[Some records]
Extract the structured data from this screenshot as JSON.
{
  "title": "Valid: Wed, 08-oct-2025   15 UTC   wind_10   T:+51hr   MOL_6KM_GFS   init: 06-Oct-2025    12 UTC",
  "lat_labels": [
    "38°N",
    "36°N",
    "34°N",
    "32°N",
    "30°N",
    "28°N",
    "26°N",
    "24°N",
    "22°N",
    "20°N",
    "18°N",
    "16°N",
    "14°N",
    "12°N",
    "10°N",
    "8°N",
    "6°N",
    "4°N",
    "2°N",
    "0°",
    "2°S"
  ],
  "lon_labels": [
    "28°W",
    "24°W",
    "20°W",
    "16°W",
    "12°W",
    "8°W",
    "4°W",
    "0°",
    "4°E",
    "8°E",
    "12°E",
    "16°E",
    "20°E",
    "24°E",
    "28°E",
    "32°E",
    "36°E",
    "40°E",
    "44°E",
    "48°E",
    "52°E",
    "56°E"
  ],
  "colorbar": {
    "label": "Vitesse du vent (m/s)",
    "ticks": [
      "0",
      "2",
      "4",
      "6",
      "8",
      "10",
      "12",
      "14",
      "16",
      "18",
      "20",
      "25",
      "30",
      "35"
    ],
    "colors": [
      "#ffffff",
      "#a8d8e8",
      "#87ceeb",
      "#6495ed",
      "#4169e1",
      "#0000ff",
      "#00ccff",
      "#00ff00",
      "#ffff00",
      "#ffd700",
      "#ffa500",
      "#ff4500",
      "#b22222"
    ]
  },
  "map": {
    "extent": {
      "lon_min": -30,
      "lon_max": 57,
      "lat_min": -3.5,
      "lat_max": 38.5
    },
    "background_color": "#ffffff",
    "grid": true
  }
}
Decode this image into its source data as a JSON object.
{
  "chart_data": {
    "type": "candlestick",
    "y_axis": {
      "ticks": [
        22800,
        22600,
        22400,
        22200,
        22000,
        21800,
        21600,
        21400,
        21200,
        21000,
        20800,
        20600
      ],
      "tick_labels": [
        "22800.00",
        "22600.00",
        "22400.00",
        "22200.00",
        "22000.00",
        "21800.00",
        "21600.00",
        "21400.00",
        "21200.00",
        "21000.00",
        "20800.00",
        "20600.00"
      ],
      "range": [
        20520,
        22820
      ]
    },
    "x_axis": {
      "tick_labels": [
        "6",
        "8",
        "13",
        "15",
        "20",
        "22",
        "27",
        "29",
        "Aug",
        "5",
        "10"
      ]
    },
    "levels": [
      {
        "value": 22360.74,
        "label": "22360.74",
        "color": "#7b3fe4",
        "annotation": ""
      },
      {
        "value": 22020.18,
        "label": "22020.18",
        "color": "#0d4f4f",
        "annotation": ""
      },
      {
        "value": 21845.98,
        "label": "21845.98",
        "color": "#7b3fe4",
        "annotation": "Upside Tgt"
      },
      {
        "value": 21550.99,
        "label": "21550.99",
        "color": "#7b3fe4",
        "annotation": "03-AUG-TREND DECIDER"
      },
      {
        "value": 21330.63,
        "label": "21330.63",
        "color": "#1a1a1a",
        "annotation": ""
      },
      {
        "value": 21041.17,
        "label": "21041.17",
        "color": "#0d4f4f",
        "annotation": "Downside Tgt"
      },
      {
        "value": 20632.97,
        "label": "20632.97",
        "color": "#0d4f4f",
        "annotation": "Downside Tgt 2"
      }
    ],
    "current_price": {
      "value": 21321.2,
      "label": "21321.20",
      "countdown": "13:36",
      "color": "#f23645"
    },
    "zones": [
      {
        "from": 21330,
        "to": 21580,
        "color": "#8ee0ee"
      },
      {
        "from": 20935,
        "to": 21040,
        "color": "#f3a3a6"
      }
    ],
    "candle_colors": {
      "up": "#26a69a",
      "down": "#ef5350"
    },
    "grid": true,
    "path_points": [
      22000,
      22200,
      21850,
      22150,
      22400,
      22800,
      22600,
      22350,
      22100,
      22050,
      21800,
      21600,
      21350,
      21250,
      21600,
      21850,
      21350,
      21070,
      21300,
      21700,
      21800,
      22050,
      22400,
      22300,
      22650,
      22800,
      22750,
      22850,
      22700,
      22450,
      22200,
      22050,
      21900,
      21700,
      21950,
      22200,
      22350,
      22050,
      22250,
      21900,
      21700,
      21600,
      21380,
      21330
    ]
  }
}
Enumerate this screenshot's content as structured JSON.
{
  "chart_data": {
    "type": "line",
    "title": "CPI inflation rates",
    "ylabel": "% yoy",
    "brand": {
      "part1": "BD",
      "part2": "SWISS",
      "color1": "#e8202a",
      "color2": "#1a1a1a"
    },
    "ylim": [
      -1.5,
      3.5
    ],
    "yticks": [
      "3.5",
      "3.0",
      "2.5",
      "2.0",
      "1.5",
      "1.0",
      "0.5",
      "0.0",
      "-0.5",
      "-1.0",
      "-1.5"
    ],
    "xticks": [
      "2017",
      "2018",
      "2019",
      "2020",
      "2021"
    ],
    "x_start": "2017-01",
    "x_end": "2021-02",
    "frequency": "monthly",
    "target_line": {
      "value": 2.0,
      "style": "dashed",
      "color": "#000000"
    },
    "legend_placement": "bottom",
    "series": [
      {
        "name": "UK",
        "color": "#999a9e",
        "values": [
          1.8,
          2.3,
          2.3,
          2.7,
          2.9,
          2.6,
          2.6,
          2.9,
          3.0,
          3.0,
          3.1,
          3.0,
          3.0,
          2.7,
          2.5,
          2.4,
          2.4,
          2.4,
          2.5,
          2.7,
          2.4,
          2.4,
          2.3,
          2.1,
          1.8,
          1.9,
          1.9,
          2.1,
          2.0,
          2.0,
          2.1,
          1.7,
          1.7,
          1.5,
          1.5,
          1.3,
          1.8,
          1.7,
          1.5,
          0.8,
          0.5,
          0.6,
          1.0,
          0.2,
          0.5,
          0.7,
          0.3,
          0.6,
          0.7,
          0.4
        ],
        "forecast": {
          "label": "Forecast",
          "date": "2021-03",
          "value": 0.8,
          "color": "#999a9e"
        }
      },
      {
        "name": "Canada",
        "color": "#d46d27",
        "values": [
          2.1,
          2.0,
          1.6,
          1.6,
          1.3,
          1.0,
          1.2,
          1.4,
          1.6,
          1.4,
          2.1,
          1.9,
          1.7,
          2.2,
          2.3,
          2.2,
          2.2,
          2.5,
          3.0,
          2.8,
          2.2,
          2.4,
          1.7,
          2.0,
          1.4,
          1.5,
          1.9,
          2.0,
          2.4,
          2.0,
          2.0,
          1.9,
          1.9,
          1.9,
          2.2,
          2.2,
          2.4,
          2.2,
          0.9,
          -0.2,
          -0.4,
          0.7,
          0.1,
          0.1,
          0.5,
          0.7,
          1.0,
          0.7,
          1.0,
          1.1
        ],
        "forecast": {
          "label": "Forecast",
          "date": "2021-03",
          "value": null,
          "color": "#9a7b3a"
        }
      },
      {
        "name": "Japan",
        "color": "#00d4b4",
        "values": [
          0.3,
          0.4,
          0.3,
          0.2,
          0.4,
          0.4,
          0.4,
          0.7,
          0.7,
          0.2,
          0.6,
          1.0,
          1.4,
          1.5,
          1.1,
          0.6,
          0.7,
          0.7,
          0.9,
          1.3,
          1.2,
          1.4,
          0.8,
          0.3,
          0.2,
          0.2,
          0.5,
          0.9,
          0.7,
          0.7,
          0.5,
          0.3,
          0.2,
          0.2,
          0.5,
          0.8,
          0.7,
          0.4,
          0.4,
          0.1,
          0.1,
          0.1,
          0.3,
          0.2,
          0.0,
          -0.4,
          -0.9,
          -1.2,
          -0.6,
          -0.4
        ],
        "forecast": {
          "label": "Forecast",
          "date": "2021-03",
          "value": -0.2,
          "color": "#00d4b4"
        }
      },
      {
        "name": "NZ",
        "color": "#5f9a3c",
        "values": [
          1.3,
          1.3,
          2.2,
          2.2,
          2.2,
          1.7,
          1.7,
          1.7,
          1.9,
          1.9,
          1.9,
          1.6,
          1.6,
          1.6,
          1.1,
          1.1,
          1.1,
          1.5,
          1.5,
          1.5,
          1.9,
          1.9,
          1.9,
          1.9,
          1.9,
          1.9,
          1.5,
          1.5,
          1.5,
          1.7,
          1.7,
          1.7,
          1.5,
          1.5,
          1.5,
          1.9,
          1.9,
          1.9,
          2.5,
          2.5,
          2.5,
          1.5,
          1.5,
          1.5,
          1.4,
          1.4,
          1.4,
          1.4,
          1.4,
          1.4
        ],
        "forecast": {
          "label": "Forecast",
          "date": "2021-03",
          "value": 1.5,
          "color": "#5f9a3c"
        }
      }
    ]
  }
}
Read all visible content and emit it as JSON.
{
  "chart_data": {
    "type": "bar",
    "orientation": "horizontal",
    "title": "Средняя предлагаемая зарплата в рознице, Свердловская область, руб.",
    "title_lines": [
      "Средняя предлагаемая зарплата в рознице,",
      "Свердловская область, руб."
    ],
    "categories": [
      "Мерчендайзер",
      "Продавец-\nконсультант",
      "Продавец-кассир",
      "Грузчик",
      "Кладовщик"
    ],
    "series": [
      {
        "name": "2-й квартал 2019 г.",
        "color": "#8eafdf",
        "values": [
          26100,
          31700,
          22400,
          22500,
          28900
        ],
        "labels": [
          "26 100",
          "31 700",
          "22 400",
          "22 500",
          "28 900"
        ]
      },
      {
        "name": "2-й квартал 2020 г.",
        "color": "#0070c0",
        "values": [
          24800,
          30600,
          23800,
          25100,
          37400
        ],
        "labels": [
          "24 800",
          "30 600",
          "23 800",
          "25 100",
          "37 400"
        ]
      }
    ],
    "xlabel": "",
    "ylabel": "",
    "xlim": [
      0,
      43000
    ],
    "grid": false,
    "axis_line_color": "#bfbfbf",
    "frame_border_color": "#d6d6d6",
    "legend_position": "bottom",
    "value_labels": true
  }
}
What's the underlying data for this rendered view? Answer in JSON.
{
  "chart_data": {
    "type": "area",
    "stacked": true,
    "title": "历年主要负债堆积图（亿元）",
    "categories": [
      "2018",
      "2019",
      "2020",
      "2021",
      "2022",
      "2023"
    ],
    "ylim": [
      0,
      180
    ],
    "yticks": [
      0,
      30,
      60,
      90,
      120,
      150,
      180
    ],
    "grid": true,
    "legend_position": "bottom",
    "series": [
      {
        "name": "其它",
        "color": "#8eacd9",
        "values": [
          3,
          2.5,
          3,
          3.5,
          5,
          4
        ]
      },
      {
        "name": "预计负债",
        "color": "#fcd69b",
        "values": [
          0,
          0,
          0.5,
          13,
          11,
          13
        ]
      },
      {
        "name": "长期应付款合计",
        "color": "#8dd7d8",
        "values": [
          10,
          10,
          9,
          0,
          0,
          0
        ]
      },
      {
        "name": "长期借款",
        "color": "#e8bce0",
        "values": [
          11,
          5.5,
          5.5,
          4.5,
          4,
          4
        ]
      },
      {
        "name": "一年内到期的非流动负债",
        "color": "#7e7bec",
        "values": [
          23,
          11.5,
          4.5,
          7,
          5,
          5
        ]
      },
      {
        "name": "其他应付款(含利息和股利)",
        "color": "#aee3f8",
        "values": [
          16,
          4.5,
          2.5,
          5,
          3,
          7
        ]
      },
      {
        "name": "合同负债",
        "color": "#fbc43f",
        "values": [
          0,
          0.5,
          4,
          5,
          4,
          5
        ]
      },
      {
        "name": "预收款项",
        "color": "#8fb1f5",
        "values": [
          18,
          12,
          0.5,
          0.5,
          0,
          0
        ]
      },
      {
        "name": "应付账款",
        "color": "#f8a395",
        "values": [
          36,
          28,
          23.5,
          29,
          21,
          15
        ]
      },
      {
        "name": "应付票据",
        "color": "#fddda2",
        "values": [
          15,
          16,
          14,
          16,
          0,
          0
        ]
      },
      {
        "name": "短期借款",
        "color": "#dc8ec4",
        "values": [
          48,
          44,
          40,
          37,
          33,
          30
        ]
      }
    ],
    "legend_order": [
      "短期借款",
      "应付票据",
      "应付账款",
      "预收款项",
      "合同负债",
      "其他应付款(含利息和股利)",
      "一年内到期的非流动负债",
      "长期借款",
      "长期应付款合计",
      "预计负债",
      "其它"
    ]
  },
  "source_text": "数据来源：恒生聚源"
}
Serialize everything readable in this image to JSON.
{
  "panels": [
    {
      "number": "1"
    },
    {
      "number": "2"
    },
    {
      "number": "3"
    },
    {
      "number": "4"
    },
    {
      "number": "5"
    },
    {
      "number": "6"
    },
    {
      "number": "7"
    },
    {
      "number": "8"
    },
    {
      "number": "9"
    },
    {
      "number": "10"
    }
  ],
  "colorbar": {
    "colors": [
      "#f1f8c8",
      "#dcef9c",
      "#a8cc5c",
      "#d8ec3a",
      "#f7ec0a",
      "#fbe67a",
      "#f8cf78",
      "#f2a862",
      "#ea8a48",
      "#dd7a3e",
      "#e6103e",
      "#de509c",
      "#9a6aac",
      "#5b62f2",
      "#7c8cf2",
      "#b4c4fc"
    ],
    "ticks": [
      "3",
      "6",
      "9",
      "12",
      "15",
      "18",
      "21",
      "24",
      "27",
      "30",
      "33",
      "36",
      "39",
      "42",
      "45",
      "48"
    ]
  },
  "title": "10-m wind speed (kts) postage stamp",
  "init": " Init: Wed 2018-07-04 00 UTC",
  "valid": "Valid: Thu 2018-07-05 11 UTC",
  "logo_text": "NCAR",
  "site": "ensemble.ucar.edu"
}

§ GIVEN TASK:
Looking at the material above, count the lines that hold "type" and give the total alone.

§ WRITTEN ANSWER:
4